— Start of Records for the exercise —

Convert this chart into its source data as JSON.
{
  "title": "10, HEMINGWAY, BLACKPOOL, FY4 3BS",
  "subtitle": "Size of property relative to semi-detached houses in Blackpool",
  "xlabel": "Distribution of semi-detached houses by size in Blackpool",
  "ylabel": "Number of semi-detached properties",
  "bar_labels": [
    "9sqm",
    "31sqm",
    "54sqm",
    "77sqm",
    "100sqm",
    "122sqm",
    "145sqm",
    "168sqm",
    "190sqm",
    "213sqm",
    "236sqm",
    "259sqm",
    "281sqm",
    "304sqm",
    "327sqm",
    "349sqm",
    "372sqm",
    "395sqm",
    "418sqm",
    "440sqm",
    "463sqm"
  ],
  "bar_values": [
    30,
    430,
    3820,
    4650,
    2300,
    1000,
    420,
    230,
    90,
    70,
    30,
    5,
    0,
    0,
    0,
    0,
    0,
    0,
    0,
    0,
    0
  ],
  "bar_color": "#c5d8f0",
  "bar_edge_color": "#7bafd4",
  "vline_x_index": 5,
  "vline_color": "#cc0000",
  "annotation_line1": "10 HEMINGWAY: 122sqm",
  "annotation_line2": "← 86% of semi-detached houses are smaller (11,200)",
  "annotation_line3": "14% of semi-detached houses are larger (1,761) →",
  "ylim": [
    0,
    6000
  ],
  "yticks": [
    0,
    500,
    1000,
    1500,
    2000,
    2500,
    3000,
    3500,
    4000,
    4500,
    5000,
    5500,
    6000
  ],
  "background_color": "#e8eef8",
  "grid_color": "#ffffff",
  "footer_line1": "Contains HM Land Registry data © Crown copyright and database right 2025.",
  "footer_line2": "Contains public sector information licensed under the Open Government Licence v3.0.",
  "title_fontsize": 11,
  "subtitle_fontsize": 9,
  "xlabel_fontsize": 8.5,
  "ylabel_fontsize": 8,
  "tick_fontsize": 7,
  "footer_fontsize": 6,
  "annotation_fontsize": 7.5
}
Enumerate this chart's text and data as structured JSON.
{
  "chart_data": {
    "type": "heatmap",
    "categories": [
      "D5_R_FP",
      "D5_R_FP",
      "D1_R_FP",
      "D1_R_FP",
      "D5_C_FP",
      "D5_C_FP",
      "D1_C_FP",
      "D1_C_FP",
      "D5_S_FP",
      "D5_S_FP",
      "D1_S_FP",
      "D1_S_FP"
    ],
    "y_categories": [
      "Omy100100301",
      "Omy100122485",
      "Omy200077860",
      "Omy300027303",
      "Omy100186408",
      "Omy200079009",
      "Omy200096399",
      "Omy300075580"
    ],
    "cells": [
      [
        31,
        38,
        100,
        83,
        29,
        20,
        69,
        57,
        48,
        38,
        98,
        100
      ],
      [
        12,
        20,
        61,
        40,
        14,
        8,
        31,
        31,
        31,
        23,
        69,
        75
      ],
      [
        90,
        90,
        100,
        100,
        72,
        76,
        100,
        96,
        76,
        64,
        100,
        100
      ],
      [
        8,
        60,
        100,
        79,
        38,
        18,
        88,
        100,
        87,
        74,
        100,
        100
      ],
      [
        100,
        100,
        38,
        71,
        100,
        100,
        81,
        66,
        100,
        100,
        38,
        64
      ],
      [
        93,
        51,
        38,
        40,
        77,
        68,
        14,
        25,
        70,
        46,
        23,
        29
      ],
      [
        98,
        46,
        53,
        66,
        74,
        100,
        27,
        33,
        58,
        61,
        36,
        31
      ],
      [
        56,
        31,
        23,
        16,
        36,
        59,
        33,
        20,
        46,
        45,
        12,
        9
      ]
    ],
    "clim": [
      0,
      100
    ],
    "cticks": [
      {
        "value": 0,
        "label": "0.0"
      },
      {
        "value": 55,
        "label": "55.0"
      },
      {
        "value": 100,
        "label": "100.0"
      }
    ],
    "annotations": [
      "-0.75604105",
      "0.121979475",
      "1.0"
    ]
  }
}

— End of Records for the exercise —

- Problem requirements:
Pull out each record as written and restate it exactly.

- Answer:
Convert this chart into its source data as JSON.
{
  "title": "10, HEMINGWAY, BLACKPOOL, FY4 3BS",
  "subtitle": "Size of property relative to semi-detached houses in Blackpool",
  "xlabel": "Distribution of semi-detached houses by size in Blackpool",
  "ylabel": "Number of semi-detached properties",
  "bar_labels": [
    "9sqm",
    "31sqm",
    "54sqm",
    "77sqm",
    "100sqm",
    "122sqm",
    "145sqm",
    "168sqm",
    "190sqm",
    "213sqm",
    "236sqm",
    "259sqm",
    "281sqm",
    "304sqm",
    "327sqm",
    "349sqm",
    "372sqm",
    "395sqm",
    "418sqm",
    "440sqm",
    "463sqm"
  ],
  "bar_values": [
    30,
    430,
    3820,
    4650,
    2300,
    1000,
    420,
    230,
    90,
    70,
    30,
    5,
    0,
    0,
    0,
    0,
    0,
    0,
    0,
    0,
    0
  ],
  "bar_color": "#c5d8f0",
  "bar_edge_color": "#7bafd4",
  "vline_x_index": 5,
  "vline_color": "#cc0000",
  "annotation_line1": "10 HEMINGWAY: 122sqm",
  "annotation_line2": "← 86% of semi-detached houses are smaller (11,200)",
  "annotation_line3": "14% of semi-detached houses are larger (1,761) →",
  "ylim": [
    0,
    6000
  ],
  "yticks": [
    0,
    500,
    1000,
    1500,
    2000,
    2500,
    3000,
    3500,
    4000,
    4500,
    5000,
    5500,
    6000
  ],
  "background_color": "#e8eef8",
  "grid_color": "#ffffff",
  "footer_line1": "Contains HM Land Registry data © Crown copyright and database right 2025.",
  "footer_line2": "Contains public sector information licensed under the Open Government Licence v3.0.",
  "title_fontsize": 11,
  "subtitle_fontsize": 9,
  "xlabel_fontsize": 8.5,
  "ylabel_fontsize": 8,
  "tick_fontsize": 7,
  "footer_fontsize": 6,
  "annotation_fontsize": 7.5
}
Enumerate this chart's text and data as structured JSON.
{
  "chart_data": {
    "type": "heatmap",
    "categories": [
      "D5_R_FP",
      "D5_R_FP",
      "D1_R_FP",
      "D1_R_FP",
      "D5_C_FP",
      "D5_C_FP",
      "D1_C_FP",
      "D1_C_FP",
      "D5_S_FP",
      "D5_S_FP",
      "D1_S_FP",
      "D1_S_FP"
    ],
    "y_categories": [
      "Omy100100301",
      "Omy100122485",
      "Omy200077860",
      "Omy300027303",
      "Omy100186408",
      "Omy200079009",
      "Omy200096399",
      "Omy300075580"
    ],
    "cells": [
      [
        31,
        38,
        100,
        83,
        29,
        20,
        69,
        57,
        48,
        38,
        98,
        100
      ],
      [
        12,
        20,
        61,
        40,
        14,
        8,
        31,
        31,
        31,
        23,
        69,
        75
      ],
      [
        90,
        90,
        100,
        100,
        72,
        76,
        100,
        96,
        76,
        64,
        100,
        100
      ],
      [
        8,
        60,
        100,
        79,
        38,
        18,
        88,
        100,
        87,
        74,
        100,
        100
      ],
      [
        100,
        100,
        38,
        71,
        100,
        100,
        81,
        66,
        100,
        100,
        38,
        64
      ],
      [
        93,
        51,
        38,
        40,
        77,
        68,
        14,
        25,
        70,
        46,
        23,
        29
      ],
      [
        98,
        46,
        53,
        66,
        74,
        100,
        27,
        33,
        58,
        61,
        36,
        31
      ],
      [
        56,
        31,
        23,
        16,
        36,
        59,
        33,
        20,
        46,
        45,
        12,
        9
      ]
    ],
    "clim": [
      0,
      100
    ],
    "cticks": [
      {
        "value": 0,
        "label": "0.0"
      },
      {
        "value": 55,
        "label": "55.0"
      },
      {
        "value": 100,
        "label": "100.0"
      }
    ],
    "annotations": [
      "-0.75604105",
      "0.121979475",
      "1.0"
    ]
  }
}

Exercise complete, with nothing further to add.